PROVIDED TEXT —

SriLankan Airlines (marketed as SriLankan) is the flag carrier of Sri Lanka and a member of the Oneworld airline alliance. It is currently the largest airline in Sri Lanka by number of aircraft and destinations and was launched in 1979 as Air Lanka following the termination of operations of the original Sri Lankan flag carrier Air Ceylon. Following its partial acquisition in 1998 by Emirates, it was re-branded and introduced the current livery. In 2008 the government of Sri Lanka acquired all the shares of the airline from Emirates. After ending the Emirates partnership, it has continued using its re-branded name and logo. The airline did not change the branding after government acquired majority stakes from Emirates in 2008. Sri Lankan Airlines operates over 560 flights per week.
|Founded||10 December 1947 (as Air Ceylon)|
|Hubs||Bandaranaike International Airport|
|Company slogan||You're Our World|
Bandaranaike International Airport, Katunayake, Sri Lanka
|Key people||Mr. G. S. Withanage - Chairman Mr. Vipula Gunatilleka - Group Chief Executive Officer|
The Airline operates to 114 destinations in 48 countries (including codeshare operations) from its main hub located at Bandaranaike International Airport near Colombo. SriLankan Airlines joined the oneworld airline alliance on 1 May 2014.
Air Lanka was established as the flag carrier of Sri Lanka once the Sri Lankan government shut down the bankrupt Air Ceylon. Air Lanka's initial fleet consisted of two Boeing 707, leased from Singapore Airlines. One Boeing 737 was leased from Maersk Air and maintained by Air Tara. On 24 April 1980, the lease ended; Air Lanka received a replacement Boeing 737 leased from Royal Brunei. On 1 November 1980, Air Lanka commenced wide-body operations with a leased Lockheed L1011-1 Tristar from Air Canada.
On 15 April 1982, Air Lanka received its own L1011 Tristar purchased from All Nippon Airways. With the introduction of Tristar aircraft, the Boeing 707s were phased out and sold. Then another L1011 was leased from Air Canada whilst the third L1011 was purchased from All Nippon. On 1 May 1982, HAECO took over the maintenance of the two Air Lanka-owned Tristars, while Air Canada maintained two leased Tristars.

RAW DATA —

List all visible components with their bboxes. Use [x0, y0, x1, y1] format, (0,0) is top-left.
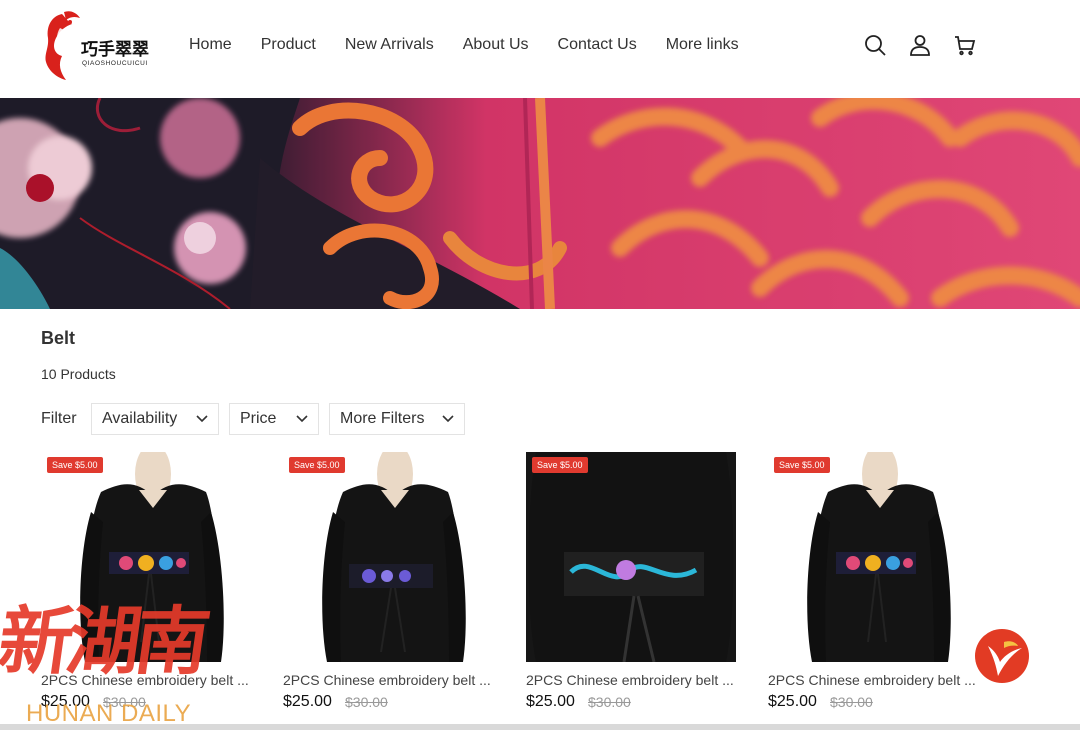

STATED EXERCISE — Output the stretch of the SriLankan Airlines text from "On 15 April" through "two leased Tristars.", copied word for word.

WRITTEN SOLUTION —
On 15 April 1982, Air Lanka received its own L1011 Tristar purchased from All Nippon Airways. With the introduction of Tristar aircraft, the Boeing 707s were phased out and sold. Then another L1011 was leased from Air Canada whilst the third L1011 was purchased from All Nippon. On 1 May 1982, HAECO took over the maintenance of the two Air Lanka-owned Tristars, while Air Canada maintained two leased Tristars.